> [What is expected]:
What is the number of lines holding the word "thermometer"? Write that number and nothing else.

> [Records supplied]:

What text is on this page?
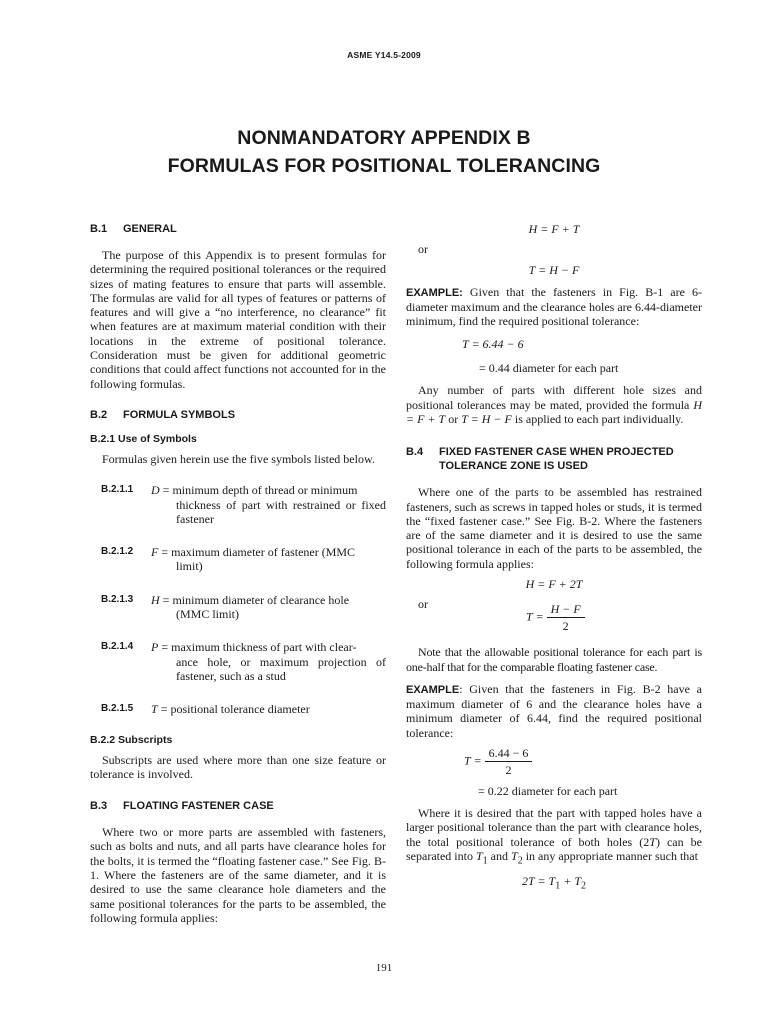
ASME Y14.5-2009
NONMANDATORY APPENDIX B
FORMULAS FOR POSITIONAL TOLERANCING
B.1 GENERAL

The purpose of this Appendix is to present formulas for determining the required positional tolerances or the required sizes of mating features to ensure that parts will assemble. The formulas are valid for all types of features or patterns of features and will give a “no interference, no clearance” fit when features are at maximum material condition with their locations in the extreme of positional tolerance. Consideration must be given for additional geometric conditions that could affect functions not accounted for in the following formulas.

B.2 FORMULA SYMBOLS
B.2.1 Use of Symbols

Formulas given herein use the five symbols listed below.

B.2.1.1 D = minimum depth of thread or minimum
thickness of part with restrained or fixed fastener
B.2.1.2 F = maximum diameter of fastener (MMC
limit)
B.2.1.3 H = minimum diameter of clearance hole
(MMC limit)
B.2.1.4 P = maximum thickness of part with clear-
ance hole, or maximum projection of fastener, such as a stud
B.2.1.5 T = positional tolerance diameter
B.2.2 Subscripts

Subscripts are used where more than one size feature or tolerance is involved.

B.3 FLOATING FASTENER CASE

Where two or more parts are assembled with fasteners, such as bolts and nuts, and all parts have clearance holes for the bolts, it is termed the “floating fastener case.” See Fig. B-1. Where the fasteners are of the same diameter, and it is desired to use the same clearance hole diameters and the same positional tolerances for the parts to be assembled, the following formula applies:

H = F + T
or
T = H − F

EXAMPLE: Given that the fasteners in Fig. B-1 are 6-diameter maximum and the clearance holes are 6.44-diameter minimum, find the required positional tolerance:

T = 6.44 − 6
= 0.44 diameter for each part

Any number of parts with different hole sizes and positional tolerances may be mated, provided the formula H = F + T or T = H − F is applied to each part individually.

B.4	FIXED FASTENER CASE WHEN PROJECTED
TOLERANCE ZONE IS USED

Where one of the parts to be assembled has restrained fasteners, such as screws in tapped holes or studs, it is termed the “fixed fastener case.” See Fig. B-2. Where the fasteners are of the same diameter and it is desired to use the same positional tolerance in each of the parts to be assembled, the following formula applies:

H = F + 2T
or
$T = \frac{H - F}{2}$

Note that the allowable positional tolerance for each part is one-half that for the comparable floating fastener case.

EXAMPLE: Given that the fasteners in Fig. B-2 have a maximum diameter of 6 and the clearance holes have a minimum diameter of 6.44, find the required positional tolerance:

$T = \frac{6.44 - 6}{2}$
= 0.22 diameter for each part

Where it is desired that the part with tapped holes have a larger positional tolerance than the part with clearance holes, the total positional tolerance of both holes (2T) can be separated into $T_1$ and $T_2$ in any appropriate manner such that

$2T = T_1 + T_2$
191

---

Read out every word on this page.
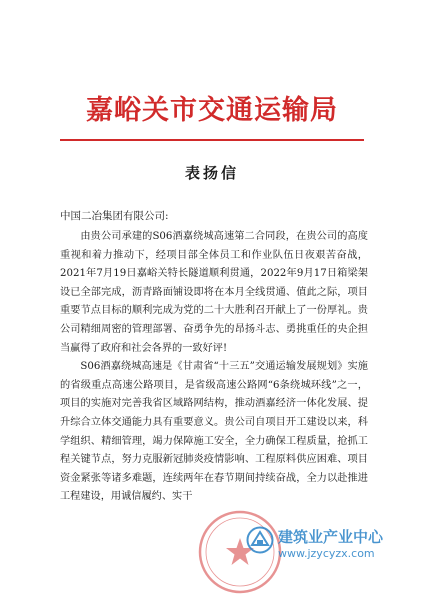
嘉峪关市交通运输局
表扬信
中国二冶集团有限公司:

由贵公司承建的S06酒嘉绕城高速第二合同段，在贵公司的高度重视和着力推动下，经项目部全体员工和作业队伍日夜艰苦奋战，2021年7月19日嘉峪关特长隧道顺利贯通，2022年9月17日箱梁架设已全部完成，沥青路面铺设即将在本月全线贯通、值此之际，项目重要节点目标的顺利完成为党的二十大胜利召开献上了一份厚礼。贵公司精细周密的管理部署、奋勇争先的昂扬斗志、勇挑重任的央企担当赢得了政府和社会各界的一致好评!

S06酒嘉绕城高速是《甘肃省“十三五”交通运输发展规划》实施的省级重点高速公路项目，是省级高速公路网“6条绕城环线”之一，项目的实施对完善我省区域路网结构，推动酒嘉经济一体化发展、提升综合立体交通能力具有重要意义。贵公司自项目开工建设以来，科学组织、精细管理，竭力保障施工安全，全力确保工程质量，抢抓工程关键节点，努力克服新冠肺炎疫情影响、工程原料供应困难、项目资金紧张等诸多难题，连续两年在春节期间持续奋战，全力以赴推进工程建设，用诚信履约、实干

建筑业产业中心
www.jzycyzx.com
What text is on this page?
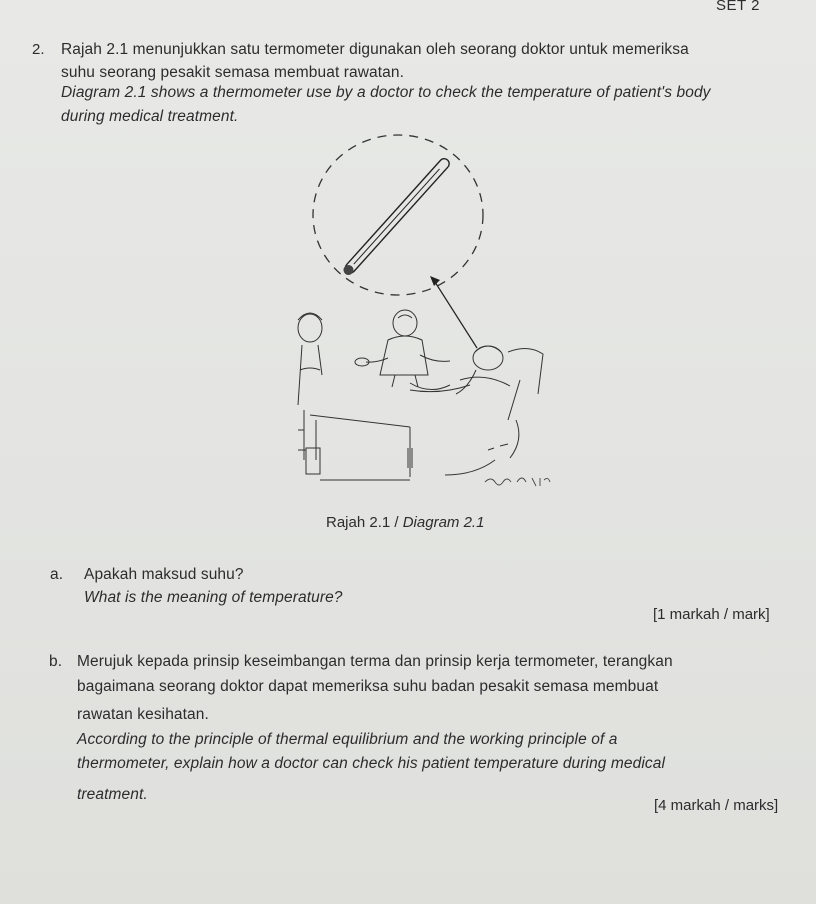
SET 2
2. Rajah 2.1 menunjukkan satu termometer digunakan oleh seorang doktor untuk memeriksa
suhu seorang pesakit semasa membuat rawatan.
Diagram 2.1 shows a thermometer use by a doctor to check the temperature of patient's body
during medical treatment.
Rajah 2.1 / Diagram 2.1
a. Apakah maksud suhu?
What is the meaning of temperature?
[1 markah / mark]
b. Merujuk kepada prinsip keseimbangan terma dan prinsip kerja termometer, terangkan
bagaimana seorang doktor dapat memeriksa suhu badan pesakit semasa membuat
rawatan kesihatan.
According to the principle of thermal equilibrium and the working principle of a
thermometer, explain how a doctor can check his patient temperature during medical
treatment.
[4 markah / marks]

> [Written response]:
2